_Written problem_. Work out how many lines hold "sorter". Give the number and nothing else.

[Stored data entries]
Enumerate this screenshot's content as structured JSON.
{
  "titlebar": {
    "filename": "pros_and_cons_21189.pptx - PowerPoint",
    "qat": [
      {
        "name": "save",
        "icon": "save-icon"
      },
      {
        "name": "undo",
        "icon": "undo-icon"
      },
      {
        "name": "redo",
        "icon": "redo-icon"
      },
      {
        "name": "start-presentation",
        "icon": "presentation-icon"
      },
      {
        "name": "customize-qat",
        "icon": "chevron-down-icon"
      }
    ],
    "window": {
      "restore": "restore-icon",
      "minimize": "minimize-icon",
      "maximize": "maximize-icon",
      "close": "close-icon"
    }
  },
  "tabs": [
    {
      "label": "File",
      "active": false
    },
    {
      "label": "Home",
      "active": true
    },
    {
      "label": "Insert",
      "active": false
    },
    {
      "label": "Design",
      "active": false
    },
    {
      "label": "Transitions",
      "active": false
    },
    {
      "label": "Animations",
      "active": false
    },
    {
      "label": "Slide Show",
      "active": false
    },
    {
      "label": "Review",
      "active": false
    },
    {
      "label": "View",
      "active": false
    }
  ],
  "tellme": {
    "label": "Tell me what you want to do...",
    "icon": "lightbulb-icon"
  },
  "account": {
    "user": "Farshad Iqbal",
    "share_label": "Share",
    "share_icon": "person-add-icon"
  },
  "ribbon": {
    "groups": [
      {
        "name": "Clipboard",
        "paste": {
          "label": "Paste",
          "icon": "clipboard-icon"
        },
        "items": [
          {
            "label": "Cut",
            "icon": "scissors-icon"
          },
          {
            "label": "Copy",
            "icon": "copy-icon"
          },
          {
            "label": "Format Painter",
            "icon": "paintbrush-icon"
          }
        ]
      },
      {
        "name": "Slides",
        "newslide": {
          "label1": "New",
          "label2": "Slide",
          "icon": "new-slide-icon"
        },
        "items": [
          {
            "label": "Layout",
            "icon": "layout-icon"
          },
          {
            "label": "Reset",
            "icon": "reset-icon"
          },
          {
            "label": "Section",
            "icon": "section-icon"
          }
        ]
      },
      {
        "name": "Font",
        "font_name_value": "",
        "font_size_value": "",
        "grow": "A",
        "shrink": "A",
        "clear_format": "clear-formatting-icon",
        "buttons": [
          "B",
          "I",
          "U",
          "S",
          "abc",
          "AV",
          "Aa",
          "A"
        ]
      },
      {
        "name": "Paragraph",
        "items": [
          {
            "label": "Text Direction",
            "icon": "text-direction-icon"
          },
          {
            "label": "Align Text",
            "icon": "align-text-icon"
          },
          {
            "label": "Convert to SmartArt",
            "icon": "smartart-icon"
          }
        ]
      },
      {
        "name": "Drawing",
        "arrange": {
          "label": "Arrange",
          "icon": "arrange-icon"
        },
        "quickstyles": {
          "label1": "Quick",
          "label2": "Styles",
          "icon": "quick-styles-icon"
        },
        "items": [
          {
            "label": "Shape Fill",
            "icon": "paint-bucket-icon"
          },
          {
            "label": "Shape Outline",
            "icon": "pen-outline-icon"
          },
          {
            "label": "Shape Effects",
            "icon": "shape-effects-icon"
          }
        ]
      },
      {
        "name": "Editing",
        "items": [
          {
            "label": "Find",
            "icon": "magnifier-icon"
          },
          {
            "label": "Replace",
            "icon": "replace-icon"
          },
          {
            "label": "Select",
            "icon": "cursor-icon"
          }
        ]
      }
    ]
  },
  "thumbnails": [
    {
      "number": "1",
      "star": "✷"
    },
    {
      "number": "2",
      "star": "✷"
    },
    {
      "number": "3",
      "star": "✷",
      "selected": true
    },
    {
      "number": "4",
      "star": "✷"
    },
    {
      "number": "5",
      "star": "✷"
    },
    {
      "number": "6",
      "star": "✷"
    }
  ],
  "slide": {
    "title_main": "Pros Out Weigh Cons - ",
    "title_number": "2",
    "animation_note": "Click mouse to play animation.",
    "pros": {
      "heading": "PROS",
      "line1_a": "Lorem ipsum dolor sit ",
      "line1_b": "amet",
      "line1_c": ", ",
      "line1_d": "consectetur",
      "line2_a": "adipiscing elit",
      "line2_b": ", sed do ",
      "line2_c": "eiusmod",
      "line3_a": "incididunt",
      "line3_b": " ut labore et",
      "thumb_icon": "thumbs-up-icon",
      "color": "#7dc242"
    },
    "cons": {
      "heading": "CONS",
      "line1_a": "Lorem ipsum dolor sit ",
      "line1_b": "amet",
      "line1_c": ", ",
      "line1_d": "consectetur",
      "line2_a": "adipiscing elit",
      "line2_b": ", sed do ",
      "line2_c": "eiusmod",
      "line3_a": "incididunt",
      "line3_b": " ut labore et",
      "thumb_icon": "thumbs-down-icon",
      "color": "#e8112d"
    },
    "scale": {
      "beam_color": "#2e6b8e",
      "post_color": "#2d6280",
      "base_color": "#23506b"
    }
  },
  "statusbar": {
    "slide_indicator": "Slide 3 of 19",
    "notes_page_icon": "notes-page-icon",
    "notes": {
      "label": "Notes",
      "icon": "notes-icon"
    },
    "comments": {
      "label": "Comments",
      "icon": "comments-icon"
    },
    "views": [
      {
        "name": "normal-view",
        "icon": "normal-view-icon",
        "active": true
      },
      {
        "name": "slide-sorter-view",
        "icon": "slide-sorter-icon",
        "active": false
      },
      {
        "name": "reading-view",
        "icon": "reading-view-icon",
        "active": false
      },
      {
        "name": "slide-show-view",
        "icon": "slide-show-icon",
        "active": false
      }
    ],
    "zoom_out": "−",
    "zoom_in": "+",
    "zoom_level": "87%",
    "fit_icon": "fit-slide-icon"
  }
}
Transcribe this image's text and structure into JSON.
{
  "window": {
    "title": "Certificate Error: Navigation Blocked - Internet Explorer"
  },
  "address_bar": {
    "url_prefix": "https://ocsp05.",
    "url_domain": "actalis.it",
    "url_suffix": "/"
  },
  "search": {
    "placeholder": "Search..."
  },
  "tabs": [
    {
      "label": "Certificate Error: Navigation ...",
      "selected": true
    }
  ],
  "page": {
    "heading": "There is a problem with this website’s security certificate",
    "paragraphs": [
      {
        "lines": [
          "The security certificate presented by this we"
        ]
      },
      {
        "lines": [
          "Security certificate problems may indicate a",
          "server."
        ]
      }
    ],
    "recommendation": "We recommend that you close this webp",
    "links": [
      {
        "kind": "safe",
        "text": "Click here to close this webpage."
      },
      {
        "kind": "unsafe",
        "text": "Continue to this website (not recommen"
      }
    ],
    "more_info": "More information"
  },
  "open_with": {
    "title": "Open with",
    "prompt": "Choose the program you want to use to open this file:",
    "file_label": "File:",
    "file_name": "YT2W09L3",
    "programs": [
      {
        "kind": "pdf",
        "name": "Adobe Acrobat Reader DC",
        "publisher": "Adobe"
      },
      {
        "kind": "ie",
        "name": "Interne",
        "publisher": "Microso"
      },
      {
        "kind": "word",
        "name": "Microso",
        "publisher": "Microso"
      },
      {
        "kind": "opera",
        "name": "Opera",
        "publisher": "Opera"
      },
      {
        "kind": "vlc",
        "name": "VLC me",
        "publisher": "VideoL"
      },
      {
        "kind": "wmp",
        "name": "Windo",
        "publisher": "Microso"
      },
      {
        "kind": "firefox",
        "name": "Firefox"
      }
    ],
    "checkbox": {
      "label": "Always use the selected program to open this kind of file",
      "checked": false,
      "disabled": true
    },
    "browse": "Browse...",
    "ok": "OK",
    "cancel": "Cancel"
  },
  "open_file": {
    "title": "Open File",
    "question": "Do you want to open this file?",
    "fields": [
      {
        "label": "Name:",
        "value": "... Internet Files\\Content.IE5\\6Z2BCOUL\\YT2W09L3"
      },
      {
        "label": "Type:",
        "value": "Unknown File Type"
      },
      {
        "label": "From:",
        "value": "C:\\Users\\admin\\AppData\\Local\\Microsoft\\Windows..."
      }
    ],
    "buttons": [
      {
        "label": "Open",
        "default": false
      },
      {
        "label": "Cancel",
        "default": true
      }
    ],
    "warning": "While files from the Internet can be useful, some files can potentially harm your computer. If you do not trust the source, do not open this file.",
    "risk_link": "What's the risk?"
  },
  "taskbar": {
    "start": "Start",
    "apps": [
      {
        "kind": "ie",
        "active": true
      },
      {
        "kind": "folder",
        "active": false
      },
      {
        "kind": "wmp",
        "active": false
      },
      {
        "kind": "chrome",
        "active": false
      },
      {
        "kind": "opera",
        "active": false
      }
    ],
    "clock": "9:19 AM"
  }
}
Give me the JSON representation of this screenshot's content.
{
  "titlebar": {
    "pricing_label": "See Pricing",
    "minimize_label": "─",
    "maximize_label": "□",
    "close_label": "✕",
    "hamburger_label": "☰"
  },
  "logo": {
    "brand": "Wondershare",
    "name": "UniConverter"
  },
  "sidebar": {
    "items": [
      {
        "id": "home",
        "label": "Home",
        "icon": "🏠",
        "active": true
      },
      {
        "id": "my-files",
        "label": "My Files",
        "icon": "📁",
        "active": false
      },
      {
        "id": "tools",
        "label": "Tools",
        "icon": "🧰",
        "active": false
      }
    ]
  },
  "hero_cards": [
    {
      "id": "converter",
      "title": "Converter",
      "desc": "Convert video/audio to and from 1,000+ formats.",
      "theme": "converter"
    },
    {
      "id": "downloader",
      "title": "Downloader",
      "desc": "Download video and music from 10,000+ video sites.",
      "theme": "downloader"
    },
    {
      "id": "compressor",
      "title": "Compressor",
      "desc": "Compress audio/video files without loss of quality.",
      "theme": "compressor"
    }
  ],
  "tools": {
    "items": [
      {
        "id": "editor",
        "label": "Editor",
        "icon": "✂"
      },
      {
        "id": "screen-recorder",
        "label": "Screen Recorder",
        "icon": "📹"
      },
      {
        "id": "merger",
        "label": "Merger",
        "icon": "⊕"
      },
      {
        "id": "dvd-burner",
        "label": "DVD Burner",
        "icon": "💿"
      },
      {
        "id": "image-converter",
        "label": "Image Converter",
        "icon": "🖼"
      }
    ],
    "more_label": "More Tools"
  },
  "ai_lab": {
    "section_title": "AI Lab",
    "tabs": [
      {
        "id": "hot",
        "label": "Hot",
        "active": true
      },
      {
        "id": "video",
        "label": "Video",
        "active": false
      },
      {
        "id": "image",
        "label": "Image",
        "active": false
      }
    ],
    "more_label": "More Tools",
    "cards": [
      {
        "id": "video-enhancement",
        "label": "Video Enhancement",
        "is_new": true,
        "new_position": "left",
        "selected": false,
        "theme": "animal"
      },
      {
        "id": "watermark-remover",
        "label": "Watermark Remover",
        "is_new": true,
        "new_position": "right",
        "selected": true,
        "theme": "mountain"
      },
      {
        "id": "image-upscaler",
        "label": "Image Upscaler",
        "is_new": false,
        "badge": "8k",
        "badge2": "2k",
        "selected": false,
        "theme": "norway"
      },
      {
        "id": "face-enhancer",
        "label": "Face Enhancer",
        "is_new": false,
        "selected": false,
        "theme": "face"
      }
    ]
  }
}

_Response for this exercise_. 2